Supplied records ->
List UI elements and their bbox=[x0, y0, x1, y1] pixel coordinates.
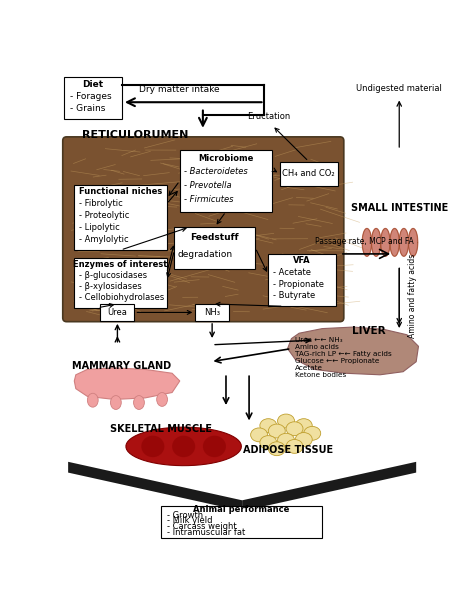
Ellipse shape bbox=[87, 393, 98, 407]
Text: Glucose ←← Propionate: Glucose ←← Propionate bbox=[295, 358, 380, 364]
Polygon shape bbox=[390, 229, 399, 256]
Text: - Milk yield: - Milk yield bbox=[167, 516, 212, 525]
FancyBboxPatch shape bbox=[63, 137, 344, 322]
Text: TAG-rich LP ←← Fatty acids: TAG-rich LP ←← Fatty acids bbox=[295, 351, 392, 357]
Ellipse shape bbox=[295, 419, 312, 432]
Text: Acetate: Acetate bbox=[295, 365, 323, 371]
Text: Diet: Diet bbox=[82, 80, 104, 89]
Polygon shape bbox=[74, 368, 180, 399]
Text: - Bacteroidetes: - Bacteroidetes bbox=[184, 167, 248, 176]
Ellipse shape bbox=[134, 396, 145, 409]
Text: ADIPOSE TISSUE: ADIPOSE TISSUE bbox=[243, 445, 333, 455]
FancyBboxPatch shape bbox=[161, 506, 322, 538]
Text: - Proteolytic: - Proteolytic bbox=[79, 211, 129, 220]
Text: SKELETAL MUSCLE: SKELETAL MUSCLE bbox=[110, 424, 212, 434]
Text: LIVER: LIVER bbox=[352, 326, 385, 336]
Polygon shape bbox=[288, 327, 419, 375]
Text: - Acetate: - Acetate bbox=[273, 268, 311, 277]
Text: Urea ←← NH₃: Urea ←← NH₃ bbox=[295, 337, 343, 343]
Ellipse shape bbox=[251, 428, 267, 442]
Ellipse shape bbox=[157, 393, 167, 406]
Polygon shape bbox=[372, 229, 381, 256]
Text: Animal performance: Animal performance bbox=[193, 505, 290, 514]
Text: - Cellobiohydrolases: - Cellobiohydrolases bbox=[79, 293, 164, 302]
Ellipse shape bbox=[278, 414, 294, 428]
Polygon shape bbox=[126, 427, 241, 466]
Text: Amino and fatty acids: Amino and fatty acids bbox=[408, 254, 417, 339]
Text: Ketone bodies: Ketone bodies bbox=[295, 372, 346, 378]
Text: - Firmicutes: - Firmicutes bbox=[184, 195, 234, 204]
Text: - Butyrate: - Butyrate bbox=[273, 291, 315, 300]
Text: SMALL INTESTINE: SMALL INTESTINE bbox=[351, 202, 448, 213]
Text: Urea: Urea bbox=[108, 308, 128, 317]
Ellipse shape bbox=[260, 435, 277, 449]
Text: NH₃: NH₃ bbox=[204, 308, 220, 317]
Ellipse shape bbox=[286, 440, 303, 454]
Ellipse shape bbox=[172, 435, 195, 457]
Text: - Amylolytic: - Amylolytic bbox=[79, 235, 128, 244]
Text: MAMMARY GLAND: MAMMARY GLAND bbox=[73, 361, 172, 370]
Ellipse shape bbox=[278, 434, 294, 447]
Text: - Lipolytic: - Lipolytic bbox=[79, 223, 119, 232]
Ellipse shape bbox=[260, 419, 277, 432]
Polygon shape bbox=[381, 229, 390, 256]
Text: - Carcass weight: - Carcass weight bbox=[167, 522, 237, 531]
Ellipse shape bbox=[203, 435, 226, 457]
Ellipse shape bbox=[110, 396, 121, 409]
Polygon shape bbox=[68, 462, 242, 511]
Ellipse shape bbox=[268, 442, 285, 455]
Ellipse shape bbox=[295, 432, 312, 446]
FancyBboxPatch shape bbox=[74, 185, 167, 250]
Text: Enzymes of interest: Enzymes of interest bbox=[73, 260, 168, 269]
Ellipse shape bbox=[141, 435, 164, 457]
Ellipse shape bbox=[286, 422, 303, 435]
Text: degradation: degradation bbox=[177, 249, 233, 258]
Text: - Forages: - Forages bbox=[71, 92, 112, 101]
Polygon shape bbox=[399, 229, 409, 256]
Text: - Fibrolytic: - Fibrolytic bbox=[79, 199, 123, 208]
FancyBboxPatch shape bbox=[195, 304, 229, 321]
Ellipse shape bbox=[304, 426, 321, 440]
Polygon shape bbox=[362, 229, 372, 256]
Text: Passage rate, MCP and FA: Passage rate, MCP and FA bbox=[315, 237, 414, 246]
FancyBboxPatch shape bbox=[180, 150, 272, 212]
Text: Undigested material: Undigested material bbox=[356, 84, 442, 93]
Text: - Intramuscular fat: - Intramuscular fat bbox=[167, 528, 245, 537]
Text: CH₄ and CO₂: CH₄ and CO₂ bbox=[283, 170, 335, 178]
Text: - Growth: - Growth bbox=[167, 511, 203, 520]
Text: - Grains: - Grains bbox=[71, 104, 106, 112]
Polygon shape bbox=[409, 229, 418, 256]
FancyBboxPatch shape bbox=[268, 254, 336, 306]
Text: Feedstuff: Feedstuff bbox=[191, 233, 239, 241]
FancyBboxPatch shape bbox=[174, 227, 255, 269]
Text: - Propionate: - Propionate bbox=[273, 280, 324, 289]
Ellipse shape bbox=[268, 424, 285, 438]
Text: Functional niches: Functional niches bbox=[79, 187, 162, 196]
Text: Eructation: Eructation bbox=[246, 112, 290, 121]
Text: Dry matter intake: Dry matter intake bbox=[139, 85, 220, 94]
FancyBboxPatch shape bbox=[100, 304, 134, 321]
Polygon shape bbox=[242, 462, 416, 511]
Text: VFA: VFA bbox=[293, 257, 311, 265]
FancyBboxPatch shape bbox=[74, 258, 167, 308]
Text: Microbiome: Microbiome bbox=[198, 154, 254, 163]
Text: - β-glucosidases: - β-glucosidases bbox=[79, 271, 147, 280]
Text: RETICULORUMEN: RETICULORUMEN bbox=[82, 130, 188, 140]
FancyBboxPatch shape bbox=[64, 77, 122, 119]
Text: - β-xylosidases: - β-xylosidases bbox=[79, 282, 142, 291]
Text: - Prevotella: - Prevotella bbox=[184, 181, 232, 190]
Text: Amino acids: Amino acids bbox=[295, 344, 339, 350]
FancyBboxPatch shape bbox=[280, 162, 337, 186]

What you need to do -> Verbatim repetition of the entries is required, excluding any pictures.

Exercise output ->
List UI elements and their bbox=[x0, y0, x1, y1] pixel coordinates.
Ellipse shape bbox=[87, 393, 98, 407]
Text: Glucose ←← Propionate: Glucose ←← Propionate bbox=[295, 358, 380, 364]
Polygon shape bbox=[390, 229, 399, 256]
Text: - Milk yield: - Milk yield bbox=[167, 516, 212, 525]
FancyBboxPatch shape bbox=[63, 137, 344, 322]
Text: TAG-rich LP ←← Fatty acids: TAG-rich LP ←← Fatty acids bbox=[295, 351, 392, 357]
Ellipse shape bbox=[295, 419, 312, 432]
Text: Acetate: Acetate bbox=[295, 365, 323, 371]
Text: Diet: Diet bbox=[82, 80, 104, 89]
Polygon shape bbox=[74, 368, 180, 399]
Text: - Bacteroidetes: - Bacteroidetes bbox=[184, 167, 248, 176]
Ellipse shape bbox=[134, 396, 145, 409]
Text: ADIPOSE TISSUE: ADIPOSE TISSUE bbox=[243, 445, 333, 455]
FancyBboxPatch shape bbox=[161, 506, 322, 538]
Text: - Proteolytic: - Proteolytic bbox=[79, 211, 129, 220]
Text: SKELETAL MUSCLE: SKELETAL MUSCLE bbox=[110, 424, 212, 434]
Text: LIVER: LIVER bbox=[352, 326, 385, 336]
Polygon shape bbox=[288, 327, 419, 375]
Text: - Acetate: - Acetate bbox=[273, 268, 311, 277]
Text: Urea ←← NH₃: Urea ←← NH₃ bbox=[295, 337, 343, 343]
Ellipse shape bbox=[251, 428, 267, 442]
Ellipse shape bbox=[157, 393, 167, 406]
Polygon shape bbox=[372, 229, 381, 256]
Text: Animal performance: Animal performance bbox=[193, 505, 290, 514]
Text: - Cellobiohydrolases: - Cellobiohydrolases bbox=[79, 293, 164, 302]
Ellipse shape bbox=[278, 414, 294, 428]
Polygon shape bbox=[126, 427, 241, 466]
Text: Amino and fatty acids: Amino and fatty acids bbox=[408, 254, 417, 339]
Text: Ketone bodies: Ketone bodies bbox=[295, 372, 346, 378]
Text: - Firmicutes: - Firmicutes bbox=[184, 195, 234, 204]
Text: - Butyrate: - Butyrate bbox=[273, 291, 315, 300]
Text: SMALL INTESTINE: SMALL INTESTINE bbox=[351, 202, 448, 213]
Text: Urea: Urea bbox=[108, 308, 128, 317]
Ellipse shape bbox=[260, 435, 277, 449]
Text: NH₃: NH₃ bbox=[204, 308, 220, 317]
Ellipse shape bbox=[286, 440, 303, 454]
Ellipse shape bbox=[172, 435, 195, 457]
Text: - Amylolytic: - Amylolytic bbox=[79, 235, 128, 244]
Text: MAMMARY GLAND: MAMMARY GLAND bbox=[73, 361, 172, 370]
Ellipse shape bbox=[278, 434, 294, 447]
Text: - Lipolytic: - Lipolytic bbox=[79, 223, 119, 232]
Ellipse shape bbox=[260, 419, 277, 432]
Polygon shape bbox=[381, 229, 390, 256]
Text: - Carcass weight: - Carcass weight bbox=[167, 522, 237, 531]
Ellipse shape bbox=[203, 435, 226, 457]
Ellipse shape bbox=[110, 396, 121, 409]
Polygon shape bbox=[68, 462, 242, 511]
Ellipse shape bbox=[268, 442, 285, 455]
Ellipse shape bbox=[295, 432, 312, 446]
FancyBboxPatch shape bbox=[74, 185, 167, 250]
Text: Enzymes of interest: Enzymes of interest bbox=[73, 260, 168, 269]
Ellipse shape bbox=[141, 435, 164, 457]
Ellipse shape bbox=[286, 422, 303, 435]
Text: degradation: degradation bbox=[177, 249, 233, 258]
Text: - Forages: - Forages bbox=[71, 92, 112, 101]
Polygon shape bbox=[399, 229, 409, 256]
Text: - Fibrolytic: - Fibrolytic bbox=[79, 199, 123, 208]
FancyBboxPatch shape bbox=[195, 304, 229, 321]
Ellipse shape bbox=[304, 426, 321, 440]
Polygon shape bbox=[362, 229, 372, 256]
Text: Passage rate, MCP and FA: Passage rate, MCP and FA bbox=[315, 237, 414, 246]
FancyBboxPatch shape bbox=[180, 150, 272, 212]
Text: Undigested material: Undigested material bbox=[356, 84, 442, 93]
Text: - Intramuscular fat: - Intramuscular fat bbox=[167, 528, 245, 537]
Text: CH₄ and CO₂: CH₄ and CO₂ bbox=[283, 170, 335, 178]
Text: - Growth: - Growth bbox=[167, 511, 203, 520]
Text: - Grains: - Grains bbox=[71, 104, 106, 112]
Polygon shape bbox=[409, 229, 418, 256]
FancyBboxPatch shape bbox=[268, 254, 336, 306]
Text: Feedstuff: Feedstuff bbox=[191, 233, 239, 241]
FancyBboxPatch shape bbox=[174, 227, 255, 269]
Text: - Propionate: - Propionate bbox=[273, 280, 324, 289]
Ellipse shape bbox=[268, 424, 285, 438]
Text: Functional niches: Functional niches bbox=[79, 187, 162, 196]
Text: Eructation: Eructation bbox=[246, 112, 290, 121]
Text: Dry matter intake: Dry matter intake bbox=[139, 85, 220, 94]
FancyBboxPatch shape bbox=[100, 304, 134, 321]
Polygon shape bbox=[242, 462, 416, 511]
Text: VFA: VFA bbox=[293, 257, 311, 265]
FancyBboxPatch shape bbox=[74, 258, 167, 308]
Text: Microbiome: Microbiome bbox=[198, 154, 254, 163]
Text: - β-glucosidases: - β-glucosidases bbox=[79, 271, 147, 280]
Text: RETICULORUMEN: RETICULORUMEN bbox=[82, 130, 188, 140]
FancyBboxPatch shape bbox=[64, 77, 122, 119]
Text: - β-xylosidases: - β-xylosidases bbox=[79, 282, 142, 291]
Text: - Prevotella: - Prevotella bbox=[184, 181, 232, 190]
Text: Amino acids: Amino acids bbox=[295, 344, 339, 350]
FancyBboxPatch shape bbox=[280, 162, 337, 186]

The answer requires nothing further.